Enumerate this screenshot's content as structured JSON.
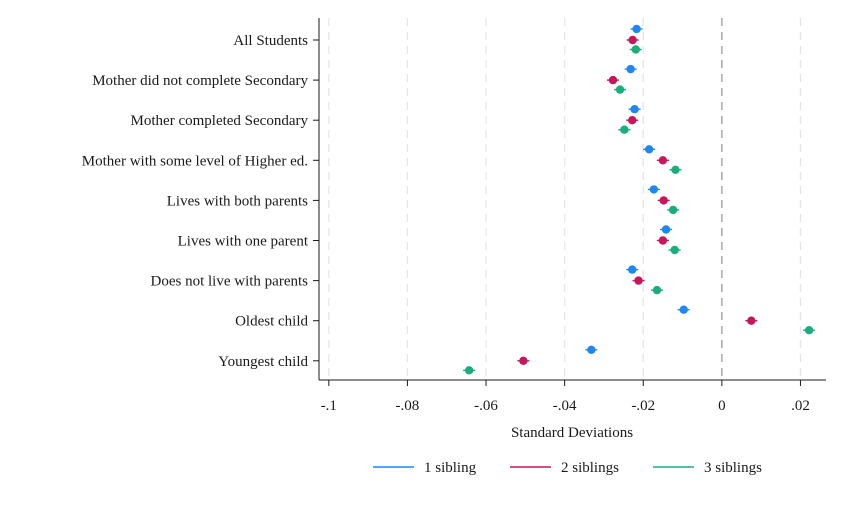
{
  "chart_data": {
    "type": "scatter",
    "title": "",
    "xlabel": "Standard Deviations",
    "ylabel": "",
    "xlim": [
      -0.1025,
      0.0265
    ],
    "xticks": [
      -0.1,
      -0.08,
      -0.06,
      -0.04,
      -0.02,
      0,
      0.02
    ],
    "xtick_labels": [
      "-.1",
      "-.08",
      "-.06",
      "-.04",
      "-.02",
      "0",
      ".02"
    ],
    "vertical_reference_line": 0,
    "grid": "vertical dashed",
    "legend_position": "bottom",
    "categories": [
      "All Students",
      "Mother did not complete Secondary",
      "Mother completed Secondary",
      "Mother with some level of Higher ed.",
      "Lives with both parents",
      "Lives with one parent",
      "Does not live with parents",
      "Oldest child",
      "Youngest child"
    ],
    "series": [
      {
        "name": "1 sibling",
        "color": "#1f87f0",
        "values": [
          -0.0217,
          -0.0232,
          -0.0222,
          -0.0185,
          -0.0173,
          -0.0142,
          -0.0228,
          -0.0097,
          -0.0332
        ]
      },
      {
        "name": "2 siblings",
        "color": "#c8165b",
        "values": [
          -0.0227,
          -0.0277,
          -0.0228,
          -0.015,
          -0.0148,
          -0.015,
          -0.0212,
          0.0075,
          -0.0505
        ]
      },
      {
        "name": "3 siblings",
        "color": "#1aae7e",
        "values": [
          -0.0219,
          -0.0259,
          -0.0248,
          -0.0118,
          -0.0124,
          -0.012,
          -0.0165,
          0.0222,
          -0.0643
        ]
      }
    ]
  }
}
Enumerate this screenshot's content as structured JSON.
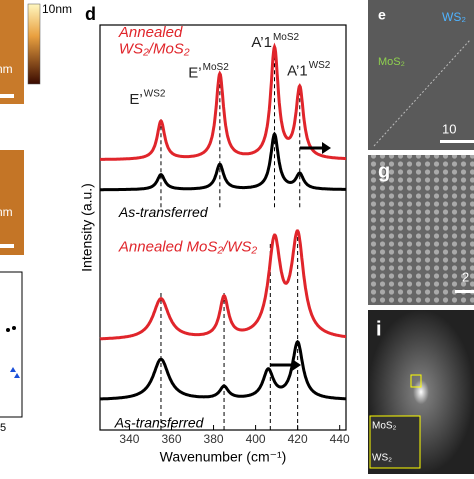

──────────────────────────────

*Task*.
All of the records above must be copied exactly, except for the pictures.

*Output of the exercise*.
Enumerate this screenshot's content as structured JSON.
{
  "chart_data": {
    "type": "scatter",
    "title": "",
    "xlabel": "Standard Deviations",
    "ylabel": "",
    "xlim": [
      -0.1025,
      0.0265
    ],
    "xticks": [
      -0.1,
      -0.08,
      -0.06,
      -0.04,
      -0.02,
      0,
      0.02
    ],
    "xtick_labels": [
      "-.1",
      "-.08",
      "-.06",
      "-.04",
      "-.02",
      "0",
      ".02"
    ],
    "vertical_reference_line": 0,
    "grid": "vertical dashed",
    "legend_position": "bottom",
    "categories": [
      "All Students",
      "Mother did not complete Secondary",
      "Mother completed Secondary",
      "Mother with some level of Higher ed.",
      "Lives with both parents",
      "Lives with one parent",
      "Does not live with parents",
      "Oldest child",
      "Youngest child"
    ],
    "series": [
      {
        "name": "1 sibling",
        "color": "#1f87f0",
        "values": [
          -0.0217,
          -0.0232,
          -0.0222,
          -0.0185,
          -0.0173,
          -0.0142,
          -0.0228,
          -0.0097,
          -0.0332
        ]
      },
      {
        "name": "2 siblings",
        "color": "#c8165b",
        "values": [
          -0.0227,
          -0.0277,
          -0.0228,
          -0.015,
          -0.0148,
          -0.015,
          -0.0212,
          0.0075,
          -0.0505
        ]
      },
      {
        "name": "3 siblings",
        "color": "#1aae7e",
        "values": [
          -0.0219,
          -0.0259,
          -0.0248,
          -0.0118,
          -0.0124,
          -0.012,
          -0.0165,
          0.0222,
          -0.0643
        ]
      }
    ]
  }
}
Enumerate this screenshot's content as structured JSON.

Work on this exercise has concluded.